> TASK DATA
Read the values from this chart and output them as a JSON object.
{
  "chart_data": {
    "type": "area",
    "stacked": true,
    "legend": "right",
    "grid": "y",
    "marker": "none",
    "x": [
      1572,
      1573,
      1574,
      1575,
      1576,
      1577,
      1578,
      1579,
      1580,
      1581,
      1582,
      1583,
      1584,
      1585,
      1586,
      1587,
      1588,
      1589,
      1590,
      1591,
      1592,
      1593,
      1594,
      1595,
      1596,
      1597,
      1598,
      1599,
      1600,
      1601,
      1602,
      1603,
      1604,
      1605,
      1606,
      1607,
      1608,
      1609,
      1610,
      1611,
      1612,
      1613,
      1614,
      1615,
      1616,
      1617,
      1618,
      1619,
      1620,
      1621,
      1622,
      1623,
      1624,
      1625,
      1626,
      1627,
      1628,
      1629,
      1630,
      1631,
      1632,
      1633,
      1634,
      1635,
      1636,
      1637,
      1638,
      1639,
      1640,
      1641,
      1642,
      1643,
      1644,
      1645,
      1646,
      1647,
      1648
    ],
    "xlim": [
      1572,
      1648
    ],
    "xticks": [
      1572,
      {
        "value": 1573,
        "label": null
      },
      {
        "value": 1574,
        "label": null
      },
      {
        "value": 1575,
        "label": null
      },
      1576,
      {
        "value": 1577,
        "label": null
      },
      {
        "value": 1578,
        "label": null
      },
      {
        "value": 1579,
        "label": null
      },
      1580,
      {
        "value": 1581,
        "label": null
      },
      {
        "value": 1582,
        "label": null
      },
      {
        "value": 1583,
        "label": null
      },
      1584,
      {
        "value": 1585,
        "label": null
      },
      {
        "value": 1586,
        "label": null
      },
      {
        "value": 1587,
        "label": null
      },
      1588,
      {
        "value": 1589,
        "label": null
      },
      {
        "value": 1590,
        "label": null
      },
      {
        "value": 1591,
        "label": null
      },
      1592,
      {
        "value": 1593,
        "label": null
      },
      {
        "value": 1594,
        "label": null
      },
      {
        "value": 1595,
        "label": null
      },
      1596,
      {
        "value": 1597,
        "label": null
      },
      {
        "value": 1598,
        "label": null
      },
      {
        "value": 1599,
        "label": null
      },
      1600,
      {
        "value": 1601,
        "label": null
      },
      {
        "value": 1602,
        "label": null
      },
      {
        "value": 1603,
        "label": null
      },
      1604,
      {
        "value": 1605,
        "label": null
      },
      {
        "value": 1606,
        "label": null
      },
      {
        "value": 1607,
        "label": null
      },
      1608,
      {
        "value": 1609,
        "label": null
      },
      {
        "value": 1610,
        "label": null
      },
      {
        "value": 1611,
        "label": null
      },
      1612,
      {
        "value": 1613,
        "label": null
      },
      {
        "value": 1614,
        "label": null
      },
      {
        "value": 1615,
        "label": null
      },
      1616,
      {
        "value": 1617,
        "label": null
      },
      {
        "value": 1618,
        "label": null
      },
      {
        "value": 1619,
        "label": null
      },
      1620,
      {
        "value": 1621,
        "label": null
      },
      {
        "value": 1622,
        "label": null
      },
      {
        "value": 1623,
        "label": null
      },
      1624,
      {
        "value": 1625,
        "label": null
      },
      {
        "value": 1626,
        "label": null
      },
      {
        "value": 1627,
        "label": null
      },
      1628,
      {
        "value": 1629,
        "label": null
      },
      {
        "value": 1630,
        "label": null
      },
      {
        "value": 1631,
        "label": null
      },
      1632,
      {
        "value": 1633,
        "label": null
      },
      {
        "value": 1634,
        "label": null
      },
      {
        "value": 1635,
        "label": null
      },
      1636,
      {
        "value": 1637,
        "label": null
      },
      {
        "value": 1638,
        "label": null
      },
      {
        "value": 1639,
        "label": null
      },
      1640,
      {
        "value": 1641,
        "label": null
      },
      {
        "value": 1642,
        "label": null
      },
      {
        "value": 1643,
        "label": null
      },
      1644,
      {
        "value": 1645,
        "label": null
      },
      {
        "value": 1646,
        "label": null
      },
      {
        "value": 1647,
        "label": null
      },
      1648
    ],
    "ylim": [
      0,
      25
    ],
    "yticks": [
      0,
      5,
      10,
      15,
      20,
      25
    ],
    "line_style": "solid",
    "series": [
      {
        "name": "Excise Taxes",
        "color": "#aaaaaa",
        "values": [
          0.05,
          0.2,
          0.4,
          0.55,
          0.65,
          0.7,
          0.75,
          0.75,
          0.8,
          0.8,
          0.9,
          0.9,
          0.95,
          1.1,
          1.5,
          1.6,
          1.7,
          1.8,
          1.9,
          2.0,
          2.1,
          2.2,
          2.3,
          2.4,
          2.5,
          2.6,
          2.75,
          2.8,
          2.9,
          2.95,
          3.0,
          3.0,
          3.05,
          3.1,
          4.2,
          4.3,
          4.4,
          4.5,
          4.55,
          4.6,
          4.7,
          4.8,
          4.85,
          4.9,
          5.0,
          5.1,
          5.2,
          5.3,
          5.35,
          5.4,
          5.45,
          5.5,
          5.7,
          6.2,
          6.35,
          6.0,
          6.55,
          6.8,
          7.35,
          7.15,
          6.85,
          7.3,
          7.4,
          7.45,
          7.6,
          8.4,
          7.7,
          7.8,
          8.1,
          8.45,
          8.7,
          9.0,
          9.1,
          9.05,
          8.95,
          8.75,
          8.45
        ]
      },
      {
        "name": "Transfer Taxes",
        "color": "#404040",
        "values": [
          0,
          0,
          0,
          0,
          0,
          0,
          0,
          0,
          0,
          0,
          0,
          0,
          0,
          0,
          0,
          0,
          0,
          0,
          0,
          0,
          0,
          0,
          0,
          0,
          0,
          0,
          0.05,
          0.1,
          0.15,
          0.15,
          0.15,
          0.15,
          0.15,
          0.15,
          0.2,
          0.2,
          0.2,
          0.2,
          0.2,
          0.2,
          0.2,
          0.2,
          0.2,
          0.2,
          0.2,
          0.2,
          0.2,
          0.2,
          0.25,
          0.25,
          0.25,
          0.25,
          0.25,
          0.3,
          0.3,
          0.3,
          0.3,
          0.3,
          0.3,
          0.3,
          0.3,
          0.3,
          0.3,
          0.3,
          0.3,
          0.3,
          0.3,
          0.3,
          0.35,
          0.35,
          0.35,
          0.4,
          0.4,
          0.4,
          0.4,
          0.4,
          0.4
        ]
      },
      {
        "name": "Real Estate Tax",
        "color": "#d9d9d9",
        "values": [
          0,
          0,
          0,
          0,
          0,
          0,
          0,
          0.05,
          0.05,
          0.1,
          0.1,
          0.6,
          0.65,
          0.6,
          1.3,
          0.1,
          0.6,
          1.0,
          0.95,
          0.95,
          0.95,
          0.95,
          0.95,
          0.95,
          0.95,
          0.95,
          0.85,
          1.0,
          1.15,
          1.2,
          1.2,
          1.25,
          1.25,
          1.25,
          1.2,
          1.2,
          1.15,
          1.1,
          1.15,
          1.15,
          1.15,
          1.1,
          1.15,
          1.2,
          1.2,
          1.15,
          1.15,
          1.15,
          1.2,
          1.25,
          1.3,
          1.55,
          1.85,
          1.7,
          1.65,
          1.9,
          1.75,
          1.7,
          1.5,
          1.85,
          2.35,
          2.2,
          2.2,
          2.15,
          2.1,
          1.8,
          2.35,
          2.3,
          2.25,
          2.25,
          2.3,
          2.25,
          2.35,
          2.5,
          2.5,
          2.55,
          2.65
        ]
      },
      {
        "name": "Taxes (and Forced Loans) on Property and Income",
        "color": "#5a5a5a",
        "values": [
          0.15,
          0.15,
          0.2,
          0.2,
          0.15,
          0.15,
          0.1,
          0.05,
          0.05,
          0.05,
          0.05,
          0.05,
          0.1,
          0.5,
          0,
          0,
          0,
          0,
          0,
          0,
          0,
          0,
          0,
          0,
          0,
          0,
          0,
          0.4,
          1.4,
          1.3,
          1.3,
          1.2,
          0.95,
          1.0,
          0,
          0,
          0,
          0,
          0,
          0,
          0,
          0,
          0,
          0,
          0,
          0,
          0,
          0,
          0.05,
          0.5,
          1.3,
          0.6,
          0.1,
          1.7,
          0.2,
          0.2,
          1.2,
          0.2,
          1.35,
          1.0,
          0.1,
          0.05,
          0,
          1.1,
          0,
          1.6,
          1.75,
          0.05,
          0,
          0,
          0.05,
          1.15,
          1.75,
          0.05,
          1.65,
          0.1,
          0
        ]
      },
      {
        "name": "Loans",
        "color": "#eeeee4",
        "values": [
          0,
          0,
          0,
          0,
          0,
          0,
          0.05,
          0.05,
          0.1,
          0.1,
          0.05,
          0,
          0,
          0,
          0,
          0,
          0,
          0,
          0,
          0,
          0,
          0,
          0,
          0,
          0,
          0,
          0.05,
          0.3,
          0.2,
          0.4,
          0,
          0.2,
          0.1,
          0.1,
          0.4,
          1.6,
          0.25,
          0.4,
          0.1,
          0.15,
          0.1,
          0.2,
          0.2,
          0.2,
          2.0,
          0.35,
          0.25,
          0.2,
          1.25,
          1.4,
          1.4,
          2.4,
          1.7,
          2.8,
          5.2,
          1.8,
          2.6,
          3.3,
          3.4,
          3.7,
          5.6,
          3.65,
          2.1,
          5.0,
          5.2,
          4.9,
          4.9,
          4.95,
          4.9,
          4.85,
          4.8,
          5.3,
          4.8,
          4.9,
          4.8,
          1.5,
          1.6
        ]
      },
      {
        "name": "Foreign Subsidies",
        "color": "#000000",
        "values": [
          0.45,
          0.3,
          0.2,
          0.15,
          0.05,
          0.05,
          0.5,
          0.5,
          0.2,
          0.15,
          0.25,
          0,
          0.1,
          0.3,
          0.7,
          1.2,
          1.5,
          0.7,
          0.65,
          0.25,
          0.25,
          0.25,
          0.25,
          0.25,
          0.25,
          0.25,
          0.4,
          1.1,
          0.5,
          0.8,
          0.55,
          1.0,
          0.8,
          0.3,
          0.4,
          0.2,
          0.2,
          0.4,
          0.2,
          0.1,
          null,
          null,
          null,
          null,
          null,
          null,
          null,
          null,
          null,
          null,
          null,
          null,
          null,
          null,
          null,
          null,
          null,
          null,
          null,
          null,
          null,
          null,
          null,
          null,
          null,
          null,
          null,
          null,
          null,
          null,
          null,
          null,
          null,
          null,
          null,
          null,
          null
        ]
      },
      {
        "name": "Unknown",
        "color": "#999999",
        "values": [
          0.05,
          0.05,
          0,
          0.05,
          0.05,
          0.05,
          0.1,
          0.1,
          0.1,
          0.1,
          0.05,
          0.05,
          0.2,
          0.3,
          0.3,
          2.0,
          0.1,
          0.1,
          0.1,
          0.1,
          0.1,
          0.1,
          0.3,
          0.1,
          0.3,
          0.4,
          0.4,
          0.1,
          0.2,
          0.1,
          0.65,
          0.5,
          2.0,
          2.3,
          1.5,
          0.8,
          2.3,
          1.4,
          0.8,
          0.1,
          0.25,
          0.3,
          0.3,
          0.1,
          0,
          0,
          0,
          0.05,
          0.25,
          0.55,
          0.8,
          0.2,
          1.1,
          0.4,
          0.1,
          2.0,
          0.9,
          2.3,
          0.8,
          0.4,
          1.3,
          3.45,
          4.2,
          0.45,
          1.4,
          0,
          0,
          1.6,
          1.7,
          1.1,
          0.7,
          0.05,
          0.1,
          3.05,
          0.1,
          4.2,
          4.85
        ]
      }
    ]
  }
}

> OBJECTIVE
Pick out and copy every line that contains the word "Taxes".

> WRITTEN ANSWER
        "name": "Excise Taxes",
        "name": "Transfer Taxes",
        "name": "Taxes (and Forced Loans) on Property and Income",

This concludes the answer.